(Extracts from a graphics dataset)
^^^^^^^^
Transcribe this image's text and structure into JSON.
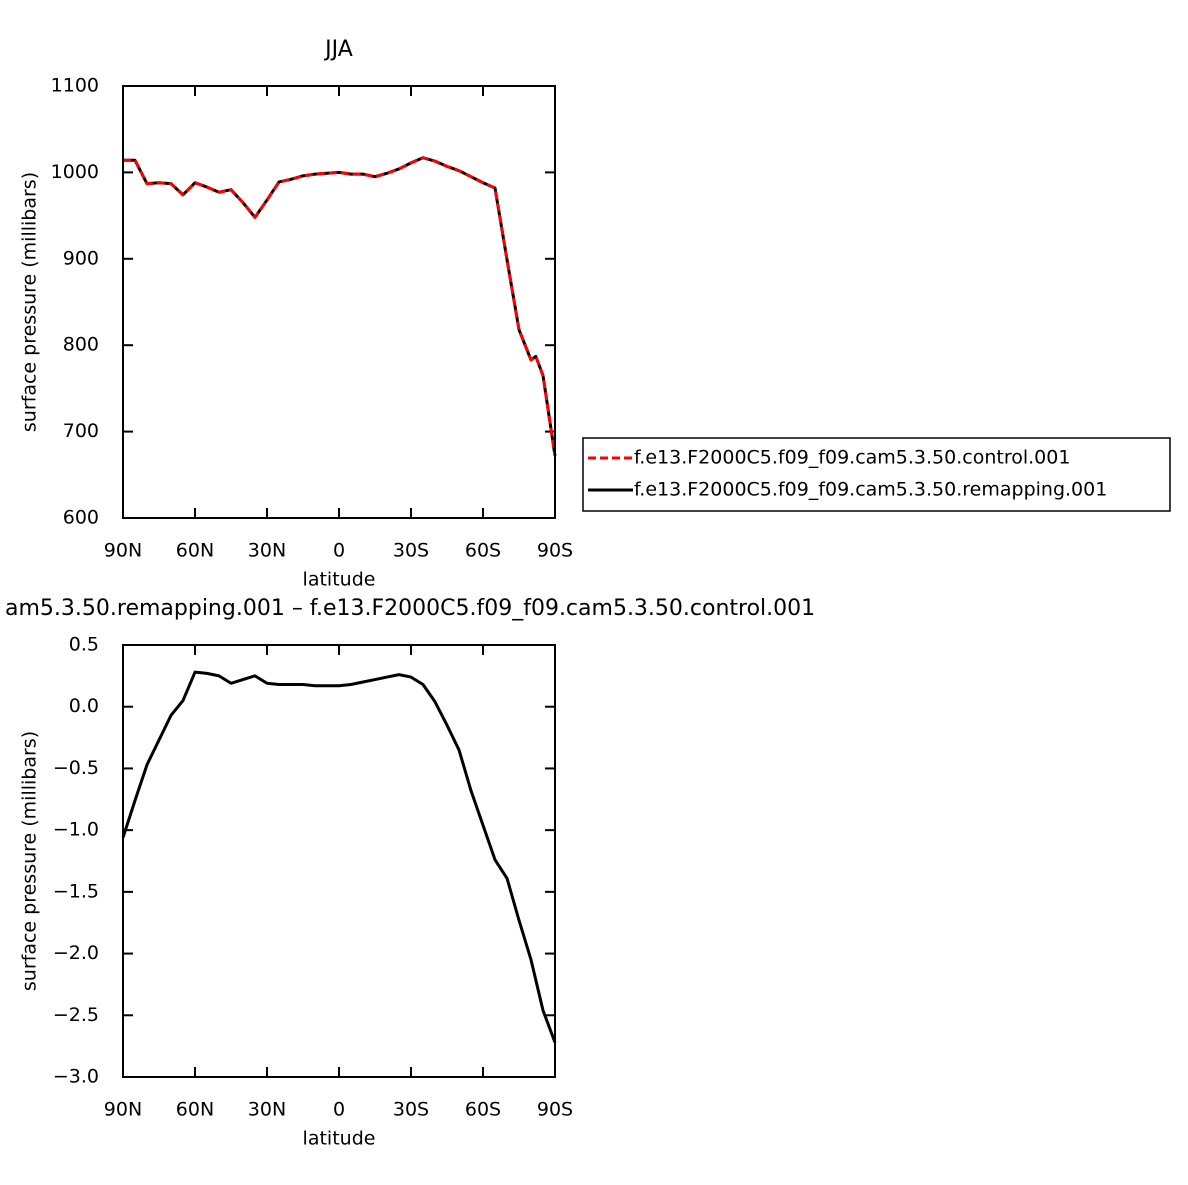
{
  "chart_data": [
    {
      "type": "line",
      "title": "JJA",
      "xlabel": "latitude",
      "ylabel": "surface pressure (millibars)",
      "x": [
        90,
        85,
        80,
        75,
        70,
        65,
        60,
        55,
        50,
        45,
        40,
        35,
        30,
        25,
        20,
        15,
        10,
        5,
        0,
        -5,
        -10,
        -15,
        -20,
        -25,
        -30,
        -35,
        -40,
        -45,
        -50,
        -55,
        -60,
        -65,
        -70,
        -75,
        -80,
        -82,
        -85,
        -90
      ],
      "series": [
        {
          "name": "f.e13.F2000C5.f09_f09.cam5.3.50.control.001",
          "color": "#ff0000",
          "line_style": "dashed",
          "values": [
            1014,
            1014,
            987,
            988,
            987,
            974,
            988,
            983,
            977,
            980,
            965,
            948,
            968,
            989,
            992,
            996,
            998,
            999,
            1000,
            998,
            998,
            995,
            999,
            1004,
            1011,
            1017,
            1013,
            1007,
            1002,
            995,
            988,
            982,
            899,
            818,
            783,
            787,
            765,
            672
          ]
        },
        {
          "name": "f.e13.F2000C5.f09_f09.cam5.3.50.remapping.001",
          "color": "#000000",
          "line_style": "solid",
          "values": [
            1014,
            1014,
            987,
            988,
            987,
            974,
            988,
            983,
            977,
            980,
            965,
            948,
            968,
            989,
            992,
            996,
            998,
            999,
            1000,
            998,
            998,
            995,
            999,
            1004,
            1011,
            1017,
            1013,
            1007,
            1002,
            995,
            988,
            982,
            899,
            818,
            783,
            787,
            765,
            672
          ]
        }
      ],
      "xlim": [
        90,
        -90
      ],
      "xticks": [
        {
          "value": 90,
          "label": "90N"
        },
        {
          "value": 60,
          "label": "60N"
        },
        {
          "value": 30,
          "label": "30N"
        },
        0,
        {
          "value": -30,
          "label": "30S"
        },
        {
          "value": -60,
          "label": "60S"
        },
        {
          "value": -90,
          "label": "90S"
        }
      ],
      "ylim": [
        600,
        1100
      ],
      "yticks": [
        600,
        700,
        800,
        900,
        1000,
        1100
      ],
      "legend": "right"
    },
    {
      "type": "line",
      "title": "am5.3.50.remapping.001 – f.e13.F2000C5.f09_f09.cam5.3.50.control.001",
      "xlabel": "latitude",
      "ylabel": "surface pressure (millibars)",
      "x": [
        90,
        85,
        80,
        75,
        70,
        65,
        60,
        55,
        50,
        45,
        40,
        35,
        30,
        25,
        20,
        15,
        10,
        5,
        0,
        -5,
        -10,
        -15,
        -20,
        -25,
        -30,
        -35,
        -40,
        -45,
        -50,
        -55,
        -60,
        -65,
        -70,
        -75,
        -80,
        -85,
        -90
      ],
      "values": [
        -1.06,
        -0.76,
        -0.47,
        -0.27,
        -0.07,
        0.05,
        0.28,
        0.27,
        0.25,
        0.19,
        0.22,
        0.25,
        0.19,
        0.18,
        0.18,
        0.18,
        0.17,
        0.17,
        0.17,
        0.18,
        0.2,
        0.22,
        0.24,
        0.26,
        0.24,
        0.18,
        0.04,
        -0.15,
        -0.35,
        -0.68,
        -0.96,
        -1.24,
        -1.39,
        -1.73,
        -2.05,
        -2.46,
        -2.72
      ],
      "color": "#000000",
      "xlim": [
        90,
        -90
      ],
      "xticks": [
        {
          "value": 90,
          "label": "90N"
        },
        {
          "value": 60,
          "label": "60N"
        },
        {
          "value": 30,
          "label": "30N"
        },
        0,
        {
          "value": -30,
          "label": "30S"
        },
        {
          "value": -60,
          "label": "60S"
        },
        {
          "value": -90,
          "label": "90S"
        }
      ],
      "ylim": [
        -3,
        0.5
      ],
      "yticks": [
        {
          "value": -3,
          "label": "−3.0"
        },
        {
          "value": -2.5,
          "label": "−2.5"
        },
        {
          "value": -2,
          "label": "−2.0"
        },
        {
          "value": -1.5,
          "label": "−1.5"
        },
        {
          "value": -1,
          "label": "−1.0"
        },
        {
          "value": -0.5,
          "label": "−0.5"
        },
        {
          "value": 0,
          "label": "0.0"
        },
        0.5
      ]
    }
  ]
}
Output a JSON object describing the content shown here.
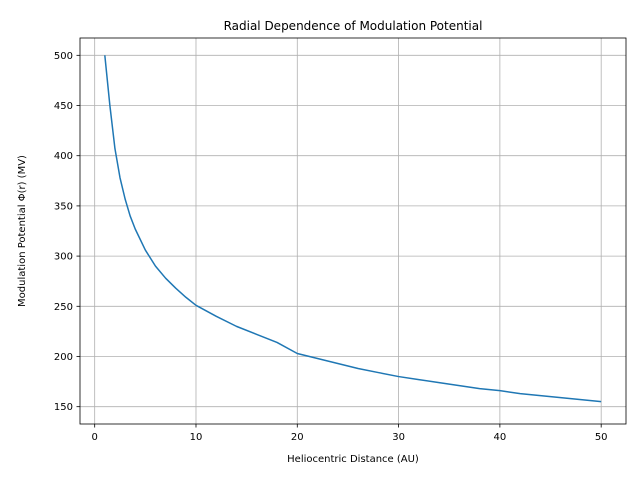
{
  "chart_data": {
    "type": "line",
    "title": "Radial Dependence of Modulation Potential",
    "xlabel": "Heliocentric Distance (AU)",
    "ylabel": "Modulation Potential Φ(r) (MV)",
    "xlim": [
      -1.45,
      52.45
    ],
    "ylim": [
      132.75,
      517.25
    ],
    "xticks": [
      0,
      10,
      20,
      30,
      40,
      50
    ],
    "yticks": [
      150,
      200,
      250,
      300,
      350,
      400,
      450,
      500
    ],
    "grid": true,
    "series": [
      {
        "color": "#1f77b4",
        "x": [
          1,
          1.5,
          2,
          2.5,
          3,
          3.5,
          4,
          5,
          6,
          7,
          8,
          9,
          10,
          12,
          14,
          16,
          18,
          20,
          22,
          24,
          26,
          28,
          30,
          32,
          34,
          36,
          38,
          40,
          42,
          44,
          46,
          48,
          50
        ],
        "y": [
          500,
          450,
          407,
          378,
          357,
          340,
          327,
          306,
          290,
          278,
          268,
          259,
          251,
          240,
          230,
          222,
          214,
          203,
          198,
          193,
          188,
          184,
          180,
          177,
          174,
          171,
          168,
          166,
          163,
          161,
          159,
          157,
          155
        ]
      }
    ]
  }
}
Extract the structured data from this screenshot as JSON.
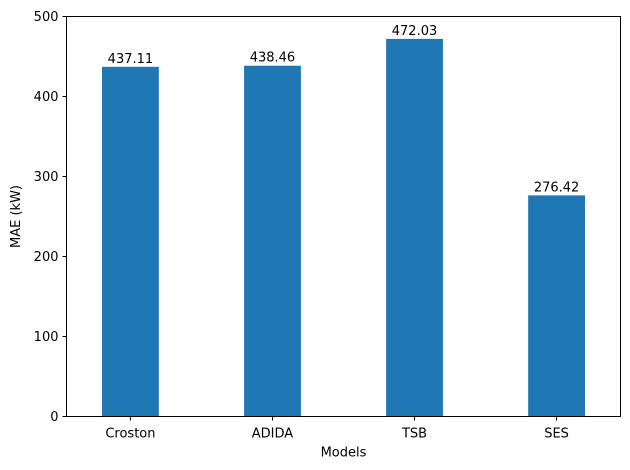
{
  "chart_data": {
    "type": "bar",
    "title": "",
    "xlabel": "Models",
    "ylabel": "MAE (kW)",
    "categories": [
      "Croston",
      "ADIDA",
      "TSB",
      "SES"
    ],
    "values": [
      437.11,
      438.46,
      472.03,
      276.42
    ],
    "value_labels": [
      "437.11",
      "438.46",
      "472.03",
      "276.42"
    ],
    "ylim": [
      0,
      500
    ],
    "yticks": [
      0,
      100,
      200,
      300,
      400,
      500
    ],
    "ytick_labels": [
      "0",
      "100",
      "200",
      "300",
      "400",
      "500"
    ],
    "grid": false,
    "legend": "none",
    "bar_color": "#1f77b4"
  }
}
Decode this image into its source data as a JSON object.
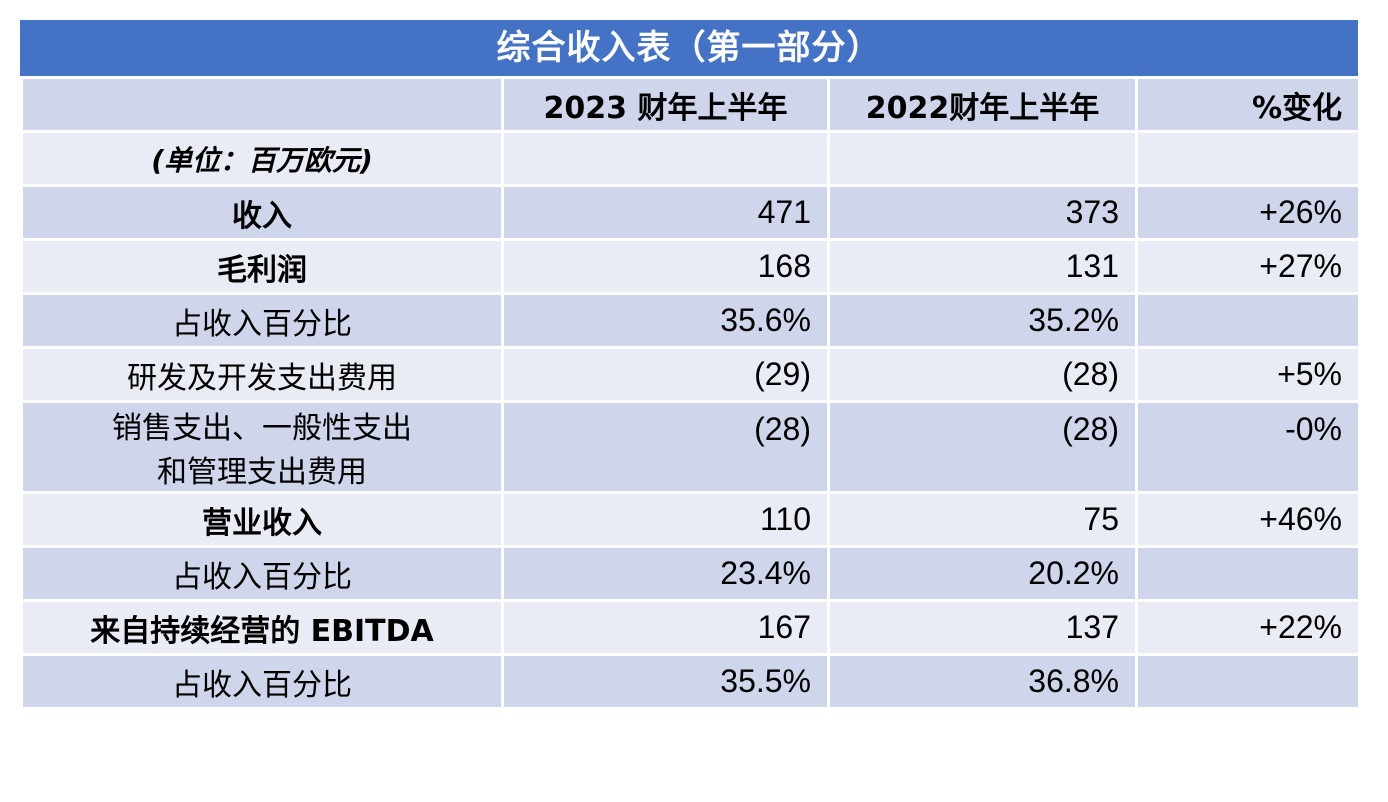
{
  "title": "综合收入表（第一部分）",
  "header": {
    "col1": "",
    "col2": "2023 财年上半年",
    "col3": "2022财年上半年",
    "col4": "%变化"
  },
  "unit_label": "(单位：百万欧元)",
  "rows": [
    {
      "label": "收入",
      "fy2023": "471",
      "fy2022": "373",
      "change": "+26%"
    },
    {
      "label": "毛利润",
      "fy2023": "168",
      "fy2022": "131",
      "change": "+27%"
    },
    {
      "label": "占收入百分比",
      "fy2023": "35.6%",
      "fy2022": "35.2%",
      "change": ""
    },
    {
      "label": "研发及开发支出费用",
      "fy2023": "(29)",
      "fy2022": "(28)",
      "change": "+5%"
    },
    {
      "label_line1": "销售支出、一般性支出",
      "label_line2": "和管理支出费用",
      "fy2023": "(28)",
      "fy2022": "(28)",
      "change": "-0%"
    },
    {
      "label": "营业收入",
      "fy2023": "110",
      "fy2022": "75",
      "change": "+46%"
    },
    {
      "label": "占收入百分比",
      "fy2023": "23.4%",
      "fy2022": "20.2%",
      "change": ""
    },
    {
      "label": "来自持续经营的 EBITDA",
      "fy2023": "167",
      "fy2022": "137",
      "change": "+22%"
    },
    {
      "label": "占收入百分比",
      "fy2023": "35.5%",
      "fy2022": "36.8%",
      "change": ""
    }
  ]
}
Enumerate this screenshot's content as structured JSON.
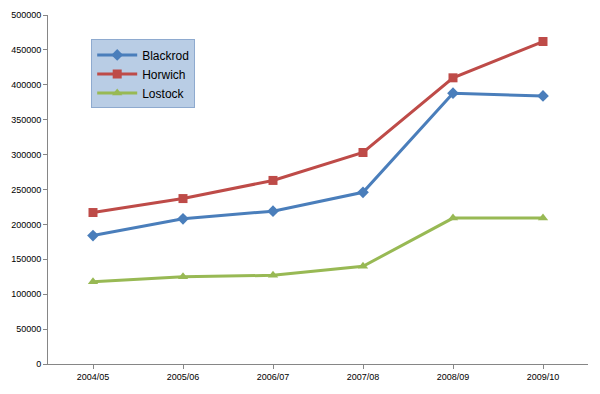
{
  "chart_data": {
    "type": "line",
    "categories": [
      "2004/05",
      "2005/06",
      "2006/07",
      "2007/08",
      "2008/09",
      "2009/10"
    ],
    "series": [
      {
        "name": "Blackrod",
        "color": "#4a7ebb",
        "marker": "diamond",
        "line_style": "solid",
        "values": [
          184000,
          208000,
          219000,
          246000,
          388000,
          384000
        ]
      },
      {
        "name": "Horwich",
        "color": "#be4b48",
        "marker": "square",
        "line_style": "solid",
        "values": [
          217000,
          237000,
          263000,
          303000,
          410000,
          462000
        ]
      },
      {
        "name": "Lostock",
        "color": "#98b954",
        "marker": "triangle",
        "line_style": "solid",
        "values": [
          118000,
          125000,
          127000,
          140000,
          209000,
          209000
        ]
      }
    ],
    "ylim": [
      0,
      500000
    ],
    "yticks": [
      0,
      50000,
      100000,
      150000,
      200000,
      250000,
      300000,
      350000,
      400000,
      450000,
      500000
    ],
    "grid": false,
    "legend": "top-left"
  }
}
^^^^^^^^
TASK STATEMENT:
Using the listing above, pick out each line that contains the word "JSON", then copy it.

COMPLETED TASK:
Transcribe this image's text and structure into JSON.
Output a JSON object describing the content shown here.
Extract the structured data from this screenshot as JSON.
Decode this image into its source data as a JSON object.
Enumerate this screenshot's content as structured JSON.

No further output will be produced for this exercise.